Work required:
Repeat everything in the material exactly.

Material for this task:
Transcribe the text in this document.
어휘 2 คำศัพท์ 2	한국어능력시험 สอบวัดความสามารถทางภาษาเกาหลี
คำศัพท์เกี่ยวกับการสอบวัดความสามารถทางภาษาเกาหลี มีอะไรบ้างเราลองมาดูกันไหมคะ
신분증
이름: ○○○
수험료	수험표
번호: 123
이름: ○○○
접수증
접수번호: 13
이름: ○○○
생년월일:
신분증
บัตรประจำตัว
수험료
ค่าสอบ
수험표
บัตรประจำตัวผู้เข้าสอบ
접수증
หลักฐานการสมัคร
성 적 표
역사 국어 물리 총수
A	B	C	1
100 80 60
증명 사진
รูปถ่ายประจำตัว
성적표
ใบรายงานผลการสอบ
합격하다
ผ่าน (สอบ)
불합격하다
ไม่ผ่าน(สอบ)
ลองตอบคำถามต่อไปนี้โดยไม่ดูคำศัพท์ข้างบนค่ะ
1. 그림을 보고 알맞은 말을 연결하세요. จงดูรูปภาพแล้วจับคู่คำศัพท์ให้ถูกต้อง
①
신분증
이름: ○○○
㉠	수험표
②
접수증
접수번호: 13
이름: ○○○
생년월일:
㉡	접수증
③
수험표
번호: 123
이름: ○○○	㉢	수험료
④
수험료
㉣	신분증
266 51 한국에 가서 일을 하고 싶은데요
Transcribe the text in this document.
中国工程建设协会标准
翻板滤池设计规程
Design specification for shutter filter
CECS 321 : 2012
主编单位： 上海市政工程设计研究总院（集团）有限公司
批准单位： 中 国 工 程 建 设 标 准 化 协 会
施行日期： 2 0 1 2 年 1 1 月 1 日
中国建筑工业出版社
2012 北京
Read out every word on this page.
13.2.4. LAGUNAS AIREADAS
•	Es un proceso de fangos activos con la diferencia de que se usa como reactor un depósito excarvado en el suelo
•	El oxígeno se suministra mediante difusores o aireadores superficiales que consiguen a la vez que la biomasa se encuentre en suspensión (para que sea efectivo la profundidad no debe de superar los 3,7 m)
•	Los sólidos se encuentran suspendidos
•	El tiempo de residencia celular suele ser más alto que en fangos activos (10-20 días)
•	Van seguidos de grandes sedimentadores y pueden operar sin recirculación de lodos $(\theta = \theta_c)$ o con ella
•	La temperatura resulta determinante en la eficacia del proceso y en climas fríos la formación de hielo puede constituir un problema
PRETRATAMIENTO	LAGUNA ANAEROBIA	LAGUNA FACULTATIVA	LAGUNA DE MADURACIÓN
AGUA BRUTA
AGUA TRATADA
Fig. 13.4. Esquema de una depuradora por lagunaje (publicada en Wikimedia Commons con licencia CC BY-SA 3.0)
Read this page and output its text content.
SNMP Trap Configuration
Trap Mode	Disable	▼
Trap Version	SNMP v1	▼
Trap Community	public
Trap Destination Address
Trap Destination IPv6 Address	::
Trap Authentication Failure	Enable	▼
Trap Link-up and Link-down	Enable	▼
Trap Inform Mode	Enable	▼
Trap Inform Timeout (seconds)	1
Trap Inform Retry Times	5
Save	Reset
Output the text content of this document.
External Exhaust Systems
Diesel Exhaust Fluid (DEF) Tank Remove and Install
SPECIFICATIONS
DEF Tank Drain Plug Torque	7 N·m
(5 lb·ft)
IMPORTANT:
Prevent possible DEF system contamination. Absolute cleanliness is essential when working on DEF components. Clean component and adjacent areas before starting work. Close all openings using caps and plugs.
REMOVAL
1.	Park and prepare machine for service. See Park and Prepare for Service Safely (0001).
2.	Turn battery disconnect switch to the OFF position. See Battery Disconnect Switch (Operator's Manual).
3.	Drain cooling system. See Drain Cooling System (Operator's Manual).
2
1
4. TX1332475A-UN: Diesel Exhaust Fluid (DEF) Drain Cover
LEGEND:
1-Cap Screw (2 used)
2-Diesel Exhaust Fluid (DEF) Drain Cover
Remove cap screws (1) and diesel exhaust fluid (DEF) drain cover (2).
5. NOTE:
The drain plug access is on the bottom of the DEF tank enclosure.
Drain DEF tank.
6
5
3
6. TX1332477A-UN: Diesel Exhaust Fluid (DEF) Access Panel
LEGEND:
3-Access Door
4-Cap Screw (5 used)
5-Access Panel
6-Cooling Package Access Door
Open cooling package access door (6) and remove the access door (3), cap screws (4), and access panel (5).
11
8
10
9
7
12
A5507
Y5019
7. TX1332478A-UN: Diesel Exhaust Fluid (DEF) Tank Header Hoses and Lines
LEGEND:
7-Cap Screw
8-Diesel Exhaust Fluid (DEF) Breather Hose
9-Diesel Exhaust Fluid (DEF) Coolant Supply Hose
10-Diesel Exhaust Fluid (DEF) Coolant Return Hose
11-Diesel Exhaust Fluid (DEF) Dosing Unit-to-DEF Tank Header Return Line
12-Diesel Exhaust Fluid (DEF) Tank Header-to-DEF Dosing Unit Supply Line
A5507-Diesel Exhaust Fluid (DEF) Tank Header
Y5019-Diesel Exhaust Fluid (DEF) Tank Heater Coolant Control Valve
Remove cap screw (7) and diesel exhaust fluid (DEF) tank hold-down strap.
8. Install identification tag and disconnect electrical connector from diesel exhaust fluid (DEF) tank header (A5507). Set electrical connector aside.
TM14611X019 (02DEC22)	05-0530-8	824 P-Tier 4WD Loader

Solution below:
Transcribe the text in this document.
어휘 2 คำศัพท์ 2	한국어능력시험 สอบวัดความสามารถทางภาษาเกาหลี
คำศัพท์เกี่ยวกับการสอบวัดความสามารถทางภาษาเกาหลี มีอะไรบ้างเราลองมาดูกันไหมคะ
신분증
이름: ○○○
수험료	수험표
번호: 123
이름: ○○○
접수증
접수번호: 13
이름: ○○○
생년월일:
신분증
บัตรประจำตัว
수험료
ค่าสอบ
수험표
บัตรประจำตัวผู้เข้าสอบ
접수증
หลักฐานการสมัคร
성 적 표
역사 국어 물리 총수
A	B	C	1
100 80 60
증명 사진
รูปถ่ายประจำตัว
성적표
ใบรายงานผลการสอบ
합격하다
ผ่าน (สอบ)
불합격하다
ไม่ผ่าน(สอบ)
ลองตอบคำถามต่อไปนี้โดยไม่ดูคำศัพท์ข้างบนค่ะ
1. 그림을 보고 알맞은 말을 연결하세요. จงดูรูปภาพแล้วจับคู่คำศัพท์ให้ถูกต้อง
①
신분증
이름: ○○○
㉠	수험표
②
접수증
접수번호: 13
이름: ○○○
생년월일:
㉡	접수증
③
수험표
번호: 123
이름: ○○○	㉢	수험료
④
수험료
㉣	신분증
266 51 한국에 가서 일을 하고 싶은데요
Transcribe the text in this document.
中国工程建设协会标准
翻板滤池设计规程
Design specification for shutter filter
CECS 321 : 2012
主编单位： 上海市政工程设计研究总院（集团）有限公司
批准单位： 中 国 工 程 建 设 标 准 化 协 会
施行日期： 2 0 1 2 年 1 1 月 1 日
中国建筑工业出版社
2012 北京
Read out every word on this page.
13.2.4. LAGUNAS AIREADAS
•	Es un proceso de fangos activos con la diferencia de que se usa como reactor un depósito excarvado en el suelo
•	El oxígeno se suministra mediante difusores o aireadores superficiales que consiguen a la vez que la biomasa se encuentre en suspensión (para que sea efectivo la profundidad no debe de superar los 3,7 m)
•	Los sólidos se encuentran suspendidos
•	El tiempo de residencia celular suele ser más alto que en fangos activos (10-20 días)
•	Van seguidos de grandes sedimentadores y pueden operar sin recirculación de lodos $(\theta = \theta_c)$ o con ella
•	La temperatura resulta determinante en la eficacia del proceso y en climas fríos la formación de hielo puede constituir un problema
PRETRATAMIENTO	LAGUNA ANAEROBIA	LAGUNA FACULTATIVA	LAGUNA DE MADURACIÓN
AGUA BRUTA
AGUA TRATADA
Fig. 13.4. Esquema de una depuradora por lagunaje (publicada en Wikimedia Commons con licencia CC BY-SA 3.0)
Read this page and output its text content.
SNMP Trap Configuration
Trap Mode	Disable	▼
Trap Version	SNMP v1	▼
Trap Community	public
Trap Destination Address
Trap Destination IPv6 Address	::
Trap Authentication Failure	Enable	▼
Trap Link-up and Link-down	Enable	▼
Trap Inform Mode	Enable	▼
Trap Inform Timeout (seconds)	1
Trap Inform Retry Times	5
Save	Reset
Output the text content of this document.
External Exhaust Systems
Diesel Exhaust Fluid (DEF) Tank Remove and Install
SPECIFICATIONS
DEF Tank Drain Plug Torque	7 N·m
(5 lb·ft)
IMPORTANT:
Prevent possible DEF system contamination. Absolute cleanliness is essential when working on DEF components. Clean component and adjacent areas before starting work. Close all openings using caps and plugs.
REMOVAL
1.	Park and prepare machine for service. See Park and Prepare for Service Safely (0001).
2.	Turn battery disconnect switch to the OFF position. See Battery Disconnect Switch (Operator's Manual).
3.	Drain cooling system. See Drain Cooling System (Operator's Manual).
2
1
4. TX1332475A-UN: Diesel Exhaust Fluid (DEF) Drain Cover
LEGEND:
1-Cap Screw (2 used)
2-Diesel Exhaust Fluid (DEF) Drain Cover
Remove cap screws (1) and diesel exhaust fluid (DEF) drain cover (2).
5. NOTE:
The drain plug access is on the bottom of the DEF tank enclosure.
Drain DEF tank.
6
5
3
6. TX1332477A-UN: Diesel Exhaust Fluid (DEF) Access Panel
LEGEND:
3-Access Door
4-Cap Screw (5 used)
5-Access Panel
6-Cooling Package Access Door
Open cooling package access door (6) and remove the access door (3), cap screws (4), and access panel (5).
11
8
10
9
7
12
A5507
Y5019
7. TX1332478A-UN: Diesel Exhaust Fluid (DEF) Tank Header Hoses and Lines
LEGEND:
7-Cap Screw
8-Diesel Exhaust Fluid (DEF) Breather Hose
9-Diesel Exhaust Fluid (DEF) Coolant Supply Hose
10-Diesel Exhaust Fluid (DEF) Coolant Return Hose
11-Diesel Exhaust Fluid (DEF) Dosing Unit-to-DEF Tank Header Return Line
12-Diesel Exhaust Fluid (DEF) Tank Header-to-DEF Dosing Unit Supply Line
A5507-Diesel Exhaust Fluid (DEF) Tank Header
Y5019-Diesel Exhaust Fluid (DEF) Tank Heater Coolant Control Valve
Remove cap screw (7) and diesel exhaust fluid (DEF) tank hold-down strap.
8. Install identification tag and disconnect electrical connector from diesel exhaust fluid (DEF) tank header (A5507). Set electrical connector aside.
TM14611X019 (02DEC22)	05-0530-8	824 P-Tier 4WD Loader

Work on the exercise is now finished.